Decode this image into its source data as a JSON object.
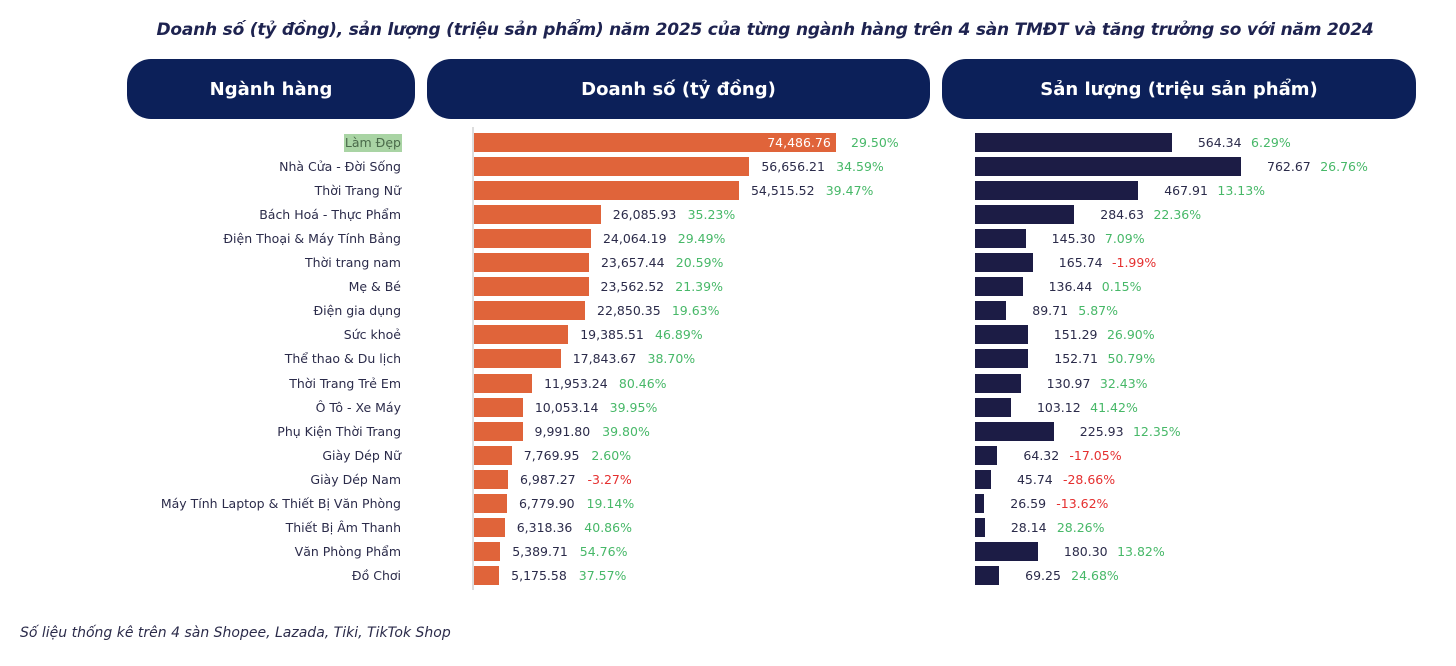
{
  "title": "Doanh số (tỷ đồng), sản lượng (triệu sản phẩm) năm 2025 của từng ngành hàng trên 4 sàn TMĐT và tăng trưởng so với năm 2024",
  "headers": {
    "category": "Ngành hàng",
    "revenue": "Doanh số (tỷ đồng)",
    "volume": "Sản lượng (triệu sản phẩm)"
  },
  "footnote": "Số liệu thống kê trên 4 sàn Shopee, Lazada, Tiki, TikTok Shop",
  "colors": {
    "revenue_bar": "#e0643a",
    "volume_bar": "#1c1c45",
    "header": "#0c2059",
    "positive": "#47b868",
    "negative": "#e53030",
    "highlight": "#a9d4a4"
  },
  "chart_data": {
    "type": "bar",
    "orientation": "horizontal",
    "highlighted_category": "Làm Đẹp",
    "categories": [
      "Làm Đẹp",
      "Nhà Cửa - Đời Sống",
      "Thời Trang Nữ",
      "Bách Hoá - Thực Phẩm",
      "Điện Thoại & Máy Tính Bảng",
      "Thời trang nam",
      "Mẹ & Bé",
      "Điện gia dụng",
      "Sức khoẻ",
      "Thể thao & Du lịch",
      "Thời Trang Trẻ Em",
      "Ô Tô - Xe Máy",
      "Phụ Kiện Thời Trang",
      "Giày Dép Nữ",
      "Giày Dép Nam",
      "Máy Tính Laptop & Thiết Bị Văn Phòng",
      "Thiết Bị Âm Thanh",
      "Văn Phòng Phẩm",
      "Đồ Chơi"
    ],
    "series": [
      {
        "name": "Doanh số (tỷ đồng)",
        "values": [
          74486.76,
          56656.21,
          54515.52,
          26085.93,
          24064.19,
          23657.44,
          23562.52,
          22850.35,
          19385.51,
          17843.67,
          11953.24,
          10053.14,
          9991.8,
          7769.95,
          6987.27,
          6779.9,
          6318.36,
          5389.71,
          5175.58
        ],
        "labels": [
          "74,486.76",
          "56,656.21",
          "54,515.52",
          "26,085.93",
          "24,064.19",
          "23,657.44",
          "23,562.52",
          "22,850.35",
          "19,385.51",
          "17,843.67",
          "11,953.24",
          "10,053.14",
          "9,991.80",
          "7,769.95",
          "6,987.27",
          "6,779.90",
          "6,318.36",
          "5,389.71",
          "5,175.58"
        ],
        "growth": [
          "29.50%",
          "34.59%",
          "39.47%",
          "35.23%",
          "29.49%",
          "20.59%",
          "21.39%",
          "19.63%",
          "46.89%",
          "38.70%",
          "80.46%",
          "39.95%",
          "39.80%",
          "2.60%",
          "-3.27%",
          "19.14%",
          "40.86%",
          "54.76%",
          "37.57%"
        ]
      },
      {
        "name": "Sản lượng (triệu sản phẩm)",
        "values": [
          564.34,
          762.67,
          467.91,
          284.63,
          145.3,
          165.74,
          136.44,
          89.71,
          151.29,
          152.71,
          130.97,
          103.12,
          225.93,
          64.32,
          45.74,
          26.59,
          28.14,
          180.3,
          69.25
        ],
        "labels": [
          "564.34",
          "762.67",
          "467.91",
          "284.63",
          "145.30",
          "165.74",
          "136.44",
          "89.71",
          "151.29",
          "152.71",
          "130.97",
          "103.12",
          "225.93",
          "64.32",
          "45.74",
          "26.59",
          "28.14",
          "180.30",
          "69.25"
        ],
        "growth": [
          "6.29%",
          "26.76%",
          "13.13%",
          "22.36%",
          "7.09%",
          "-1.99%",
          "0.15%",
          "5.87%",
          "26.90%",
          "50.79%",
          "32.43%",
          "41.42%",
          "12.35%",
          "-17.05%",
          "-28.66%",
          "-13.62%",
          "28.26%",
          "13.82%",
          "24.68%"
        ]
      }
    ]
  }
}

______________________________

● **STATED TASK**: Gather from the entries above all lines that include the string "name".

● **ANSWER IN FULL**:
        "name": "Doanh số (tỷ đồng)",
        "name": "Sản lượng (triệu sản phẩm)",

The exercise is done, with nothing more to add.